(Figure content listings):
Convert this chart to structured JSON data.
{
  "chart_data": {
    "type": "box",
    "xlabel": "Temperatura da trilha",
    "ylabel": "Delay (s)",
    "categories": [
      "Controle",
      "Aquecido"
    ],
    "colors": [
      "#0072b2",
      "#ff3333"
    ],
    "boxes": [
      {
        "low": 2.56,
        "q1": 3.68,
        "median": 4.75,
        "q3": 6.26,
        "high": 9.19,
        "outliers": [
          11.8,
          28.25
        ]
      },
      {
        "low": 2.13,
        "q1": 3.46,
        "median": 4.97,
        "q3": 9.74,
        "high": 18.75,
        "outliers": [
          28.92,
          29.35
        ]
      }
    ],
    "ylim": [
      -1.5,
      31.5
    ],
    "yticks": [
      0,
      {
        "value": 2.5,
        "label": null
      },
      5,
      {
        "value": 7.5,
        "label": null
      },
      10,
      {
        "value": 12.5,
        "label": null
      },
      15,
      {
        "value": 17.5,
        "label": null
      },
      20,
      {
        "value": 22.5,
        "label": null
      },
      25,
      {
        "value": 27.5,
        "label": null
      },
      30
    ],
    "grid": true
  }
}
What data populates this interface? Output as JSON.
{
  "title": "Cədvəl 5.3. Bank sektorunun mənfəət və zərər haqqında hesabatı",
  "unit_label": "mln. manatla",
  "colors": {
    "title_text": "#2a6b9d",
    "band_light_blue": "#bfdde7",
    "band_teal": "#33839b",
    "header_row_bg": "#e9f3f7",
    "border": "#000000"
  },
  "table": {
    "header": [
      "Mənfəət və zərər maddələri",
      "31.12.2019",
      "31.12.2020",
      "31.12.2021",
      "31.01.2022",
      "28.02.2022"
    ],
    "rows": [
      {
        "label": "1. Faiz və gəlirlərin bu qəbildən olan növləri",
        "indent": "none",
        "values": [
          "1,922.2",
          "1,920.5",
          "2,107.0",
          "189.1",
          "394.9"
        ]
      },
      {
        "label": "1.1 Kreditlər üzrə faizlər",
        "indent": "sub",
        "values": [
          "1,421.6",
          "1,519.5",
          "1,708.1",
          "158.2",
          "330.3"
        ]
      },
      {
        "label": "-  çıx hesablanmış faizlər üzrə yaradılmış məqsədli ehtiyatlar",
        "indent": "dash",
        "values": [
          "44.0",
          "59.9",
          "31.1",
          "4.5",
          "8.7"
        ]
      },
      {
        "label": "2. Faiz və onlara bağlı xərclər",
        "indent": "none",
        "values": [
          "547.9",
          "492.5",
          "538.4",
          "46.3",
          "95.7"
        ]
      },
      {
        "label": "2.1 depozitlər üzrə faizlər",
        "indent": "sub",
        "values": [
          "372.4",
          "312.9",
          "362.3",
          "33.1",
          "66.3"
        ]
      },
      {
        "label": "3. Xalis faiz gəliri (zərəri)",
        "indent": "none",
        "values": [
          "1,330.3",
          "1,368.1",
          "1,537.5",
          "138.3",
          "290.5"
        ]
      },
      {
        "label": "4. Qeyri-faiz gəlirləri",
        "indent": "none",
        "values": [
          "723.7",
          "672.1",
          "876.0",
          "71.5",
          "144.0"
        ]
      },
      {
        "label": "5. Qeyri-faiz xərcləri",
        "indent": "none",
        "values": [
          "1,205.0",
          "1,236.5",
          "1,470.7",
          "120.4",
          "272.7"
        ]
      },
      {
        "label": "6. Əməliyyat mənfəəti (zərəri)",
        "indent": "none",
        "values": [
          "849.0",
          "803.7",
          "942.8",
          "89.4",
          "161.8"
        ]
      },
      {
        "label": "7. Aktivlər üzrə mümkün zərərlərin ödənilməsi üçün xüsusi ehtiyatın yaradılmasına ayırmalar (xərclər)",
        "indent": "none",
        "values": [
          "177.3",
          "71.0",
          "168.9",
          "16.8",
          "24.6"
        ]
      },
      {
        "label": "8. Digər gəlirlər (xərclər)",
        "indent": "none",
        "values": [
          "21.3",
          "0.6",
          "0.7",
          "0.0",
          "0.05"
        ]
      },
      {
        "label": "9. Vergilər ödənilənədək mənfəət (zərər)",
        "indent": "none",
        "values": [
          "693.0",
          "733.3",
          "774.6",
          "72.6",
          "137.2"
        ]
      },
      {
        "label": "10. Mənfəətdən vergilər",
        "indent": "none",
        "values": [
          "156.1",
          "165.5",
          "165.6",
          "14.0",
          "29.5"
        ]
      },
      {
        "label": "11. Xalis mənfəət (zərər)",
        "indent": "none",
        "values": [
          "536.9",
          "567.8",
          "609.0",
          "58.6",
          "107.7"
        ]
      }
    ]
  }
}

(Requirements):
Across the records above, count the lines holding "this" and reply with that number alone.

(Written answer):
2